> Data entries
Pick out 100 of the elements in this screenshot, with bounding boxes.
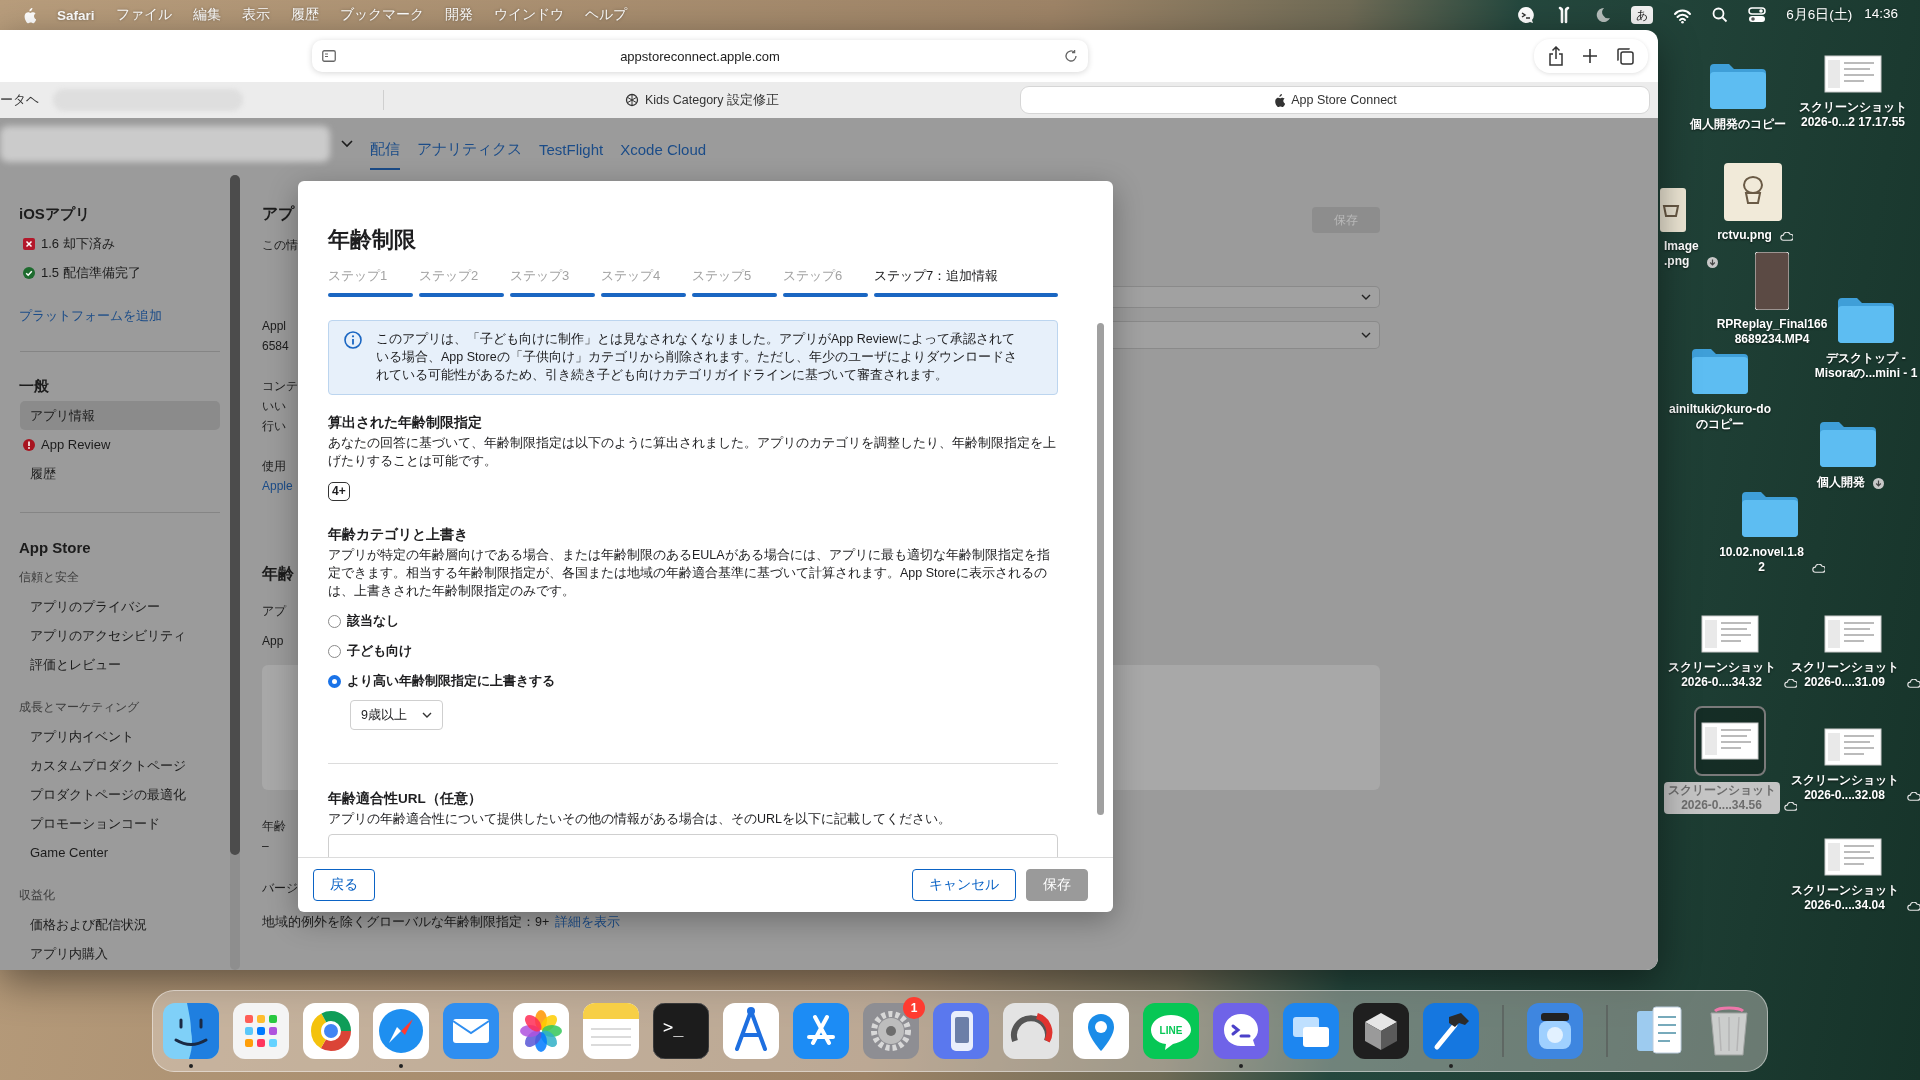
plus-icon[interactable] [1582, 48, 1598, 64]
file-label[interactable]: スクリーンショット 2026-0....32.08 [1786, 772, 1903, 804]
file-label[interactable]: 個人開発のコピー [1686, 116, 1790, 133]
control-center-icon[interactable] [1748, 7, 1767, 23]
sidebar-item[interactable]: アプリ内イベント [20, 722, 220, 751]
reload-icon[interactable] [1064, 49, 1078, 63]
file-label[interactable]: rctvu.png [1713, 227, 1776, 244]
file-label[interactable]: Image .png [1660, 238, 1703, 270]
body-text: 年齢 [262, 818, 286, 834]
notification-badge: 1 [903, 997, 925, 1019]
file-label[interactable]: ainiltukiのkuro-do のコピー [1665, 401, 1775, 433]
address-bar[interactable]: appstoreconnect.apple.com [312, 40, 1088, 72]
sidebar-item[interactable]: プロモーションコード [20, 809, 220, 838]
gear-icon[interactable] [863, 1003, 919, 1059]
sidebar-item[interactable]: プロダクトページの最適化 [20, 780, 220, 809]
compass-icon[interactable] [373, 1003, 429, 1059]
body-text: アプ [262, 603, 286, 619]
menu-item[interactable]: ヘルプ [584, 6, 627, 24]
cancel-button[interactable]: キャンセル [912, 869, 1016, 901]
screenshot-thumbnail[interactable] [1824, 615, 1882, 653]
age-rating-badge: 4+ [328, 482, 350, 501]
rejected-icon [23, 237, 35, 250]
sidebar-item[interactable]: Game Center [20, 838, 220, 867]
menu-clock[interactable]: 14:36 [1864, 6, 1898, 24]
terminal-icon[interactable]: >_ [653, 1003, 709, 1059]
chat-prompt-icon[interactable] [1517, 6, 1536, 24]
add-platform-link[interactable]: プラットフォームを追加 [19, 301, 162, 331]
sidebar-item[interactable]: 評価とレビュー [20, 650, 220, 679]
step-tab[interactable]: ステップ7：追加情報 [874, 267, 1058, 297]
file-label[interactable]: 10.02.novel.1.8 2 [1715, 544, 1808, 576]
envelope-icon[interactable] [443, 1003, 499, 1059]
sidebar-item[interactable]: アプリのアクセシビリティ [20, 621, 220, 650]
gauge-icon[interactable] [1003, 1003, 1059, 1059]
sidebar-item[interactable]: アプリ情報 [20, 401, 220, 430]
file-label[interactable]: スクリーンショット 2026-0...2 17.17.55 [1795, 99, 1911, 131]
section-heading: 年齢適合性URL（任意） [328, 790, 482, 808]
radio-button[interactable] [328, 674, 341, 688]
back-button[interactable]: 戻る [313, 869, 375, 901]
sidebar-item[interactable]: 価格および配信状況 [20, 910, 220, 939]
radio-button[interactable] [328, 644, 341, 658]
file-label[interactable]: RPReplay_Final166 8689234.MP4 [1712, 316, 1832, 348]
nav-tab[interactable]: 配信 [370, 130, 400, 170]
map-pin-icon[interactable] [1073, 1003, 1129, 1059]
chat-prompt-icon[interactable] [1213, 1003, 1269, 1059]
knot-icon [625, 93, 639, 107]
sidebar-item[interactable]: App Review [20, 430, 220, 459]
sidebar-item[interactable]: 1.5 配信準備完了 [20, 258, 220, 287]
browser-tab[interactable]: Kids Category 設定修正 [384, 86, 1020, 114]
sidebar-item[interactable]: アプリのプライバシー [20, 592, 220, 621]
screenshot-thumbnail[interactable] [1701, 615, 1759, 653]
tabs-overview-icon[interactable] [1616, 47, 1634, 65]
image-thumbnail[interactable] [1660, 188, 1686, 232]
folder-icon[interactable] [1817, 420, 1879, 468]
sidebar-item[interactable]: カスタムプロダクトページ [20, 751, 220, 780]
radio-button[interactable] [328, 614, 341, 628]
drafting-compass-icon[interactable] [723, 1003, 779, 1059]
screenshot-thumbnail[interactable] [1824, 728, 1882, 766]
flower-icon[interactable] [513, 1003, 569, 1059]
windows-icon[interactable] [1283, 1003, 1339, 1059]
dropdown-field[interactable] [1112, 321, 1380, 349]
app-grid-icon[interactable] [233, 1003, 289, 1059]
browser-tab[interactable]: ータヘ [0, 90, 39, 110]
file-label[interactable]: スクリーンショット 2026-0....31.09 [1786, 659, 1903, 691]
file-label[interactable]: 個人開発 [1812, 474, 1869, 491]
text-link[interactable]: Apple [262, 478, 293, 494]
input-mode-indicator[interactable]: あ [1631, 6, 1654, 24]
image-thumbnail[interactable] [1724, 163, 1782, 221]
sidebar-item[interactable]: 1.6 却下済み [20, 229, 220, 258]
apple-logo-icon[interactable] [22, 6, 36, 24]
sidebar-icon[interactable] [322, 50, 336, 62]
hammer-icon[interactable] [1423, 1003, 1479, 1059]
share-icon[interactable] [1548, 46, 1564, 66]
folder-icon[interactable] [1707, 62, 1769, 110]
sidebar-item[interactable]: 履歴 [20, 459, 220, 488]
folder-icon[interactable] [1835, 296, 1897, 344]
screenshot-thumbnail[interactable] [1824, 55, 1882, 93]
dropdown-field[interactable] [1112, 286, 1380, 308]
caret-icon[interactable] [341, 140, 353, 148]
sidebar-item[interactable]: アプリ内購入 [20, 939, 220, 968]
nav-tab[interactable]: Xcode Cloud [620, 130, 707, 170]
screenshot-thumbnail[interactable] [1824, 838, 1882, 876]
section-description: アプリが特定の年齢層向けである場合、または年齢制限のあるEULAがある場合には、アプリに最も適切な年齢制限指定を指定できます。相当する年齢制限指定が、各国または地域の年齢適合基準に基づいて計算されます。App Storeに表示されるのは、上書きされた年齢制限指定のみです。 [328, 547, 1051, 600]
menu-date[interactable]: 6月6日(土) [1786, 6, 1853, 24]
phone-icon[interactable] [933, 1003, 989, 1059]
photo-placeholder[interactable] [1755, 252, 1789, 310]
nav-tab[interactable]: アナリティクス [417, 130, 522, 170]
search-icon[interactable] [1712, 7, 1729, 23]
folder-icon[interactable] [1739, 490, 1801, 538]
file-label[interactable]: デスクトップ - Misoraの...mini - 1 [1810, 350, 1920, 382]
cube-icon[interactable] [1353, 1003, 1409, 1059]
lens-icon[interactable] [1527, 1003, 1583, 1059]
browser-tab[interactable]: App Store Connect [1020, 86, 1650, 114]
file-label[interactable]: スクリーンショット 2026-0....34.04 [1786, 882, 1903, 914]
file-label[interactable]: スクリーンショット 2026-0....34.32 [1663, 659, 1780, 691]
age-select[interactable]: 9歳以上 [350, 700, 443, 730]
nav-tab[interactable]: TestFlight [539, 130, 604, 170]
smiling-face-icon[interactable] [163, 1003, 219, 1059]
folder-icon[interactable] [1689, 347, 1751, 395]
letter-a-icon[interactable] [793, 1003, 849, 1059]
screenshot-thumbnail[interactable] [1694, 706, 1766, 776]
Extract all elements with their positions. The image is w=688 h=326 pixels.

> Required task
Reproduce the part of the material that opens with the line containing "plus-icon[interactable] [1582, 48, 1598, 64]" and closes with the line containing "sidebar-item[interactable]: アプリ内イベント [20, 722, 220, 751]", including both of those lines, with each line kept unchanged.

> Problem solution
plus-icon[interactable] [1582, 48, 1598, 64]
file-label[interactable]: スクリーンショット 2026-0....32.08 [1786, 772, 1903, 804]
file-label[interactable]: 個人開発のコピー [1686, 116, 1790, 133]
control-center-icon[interactable] [1748, 7, 1767, 23]
sidebar-item[interactable]: アプリ内イベント [20, 722, 220, 751]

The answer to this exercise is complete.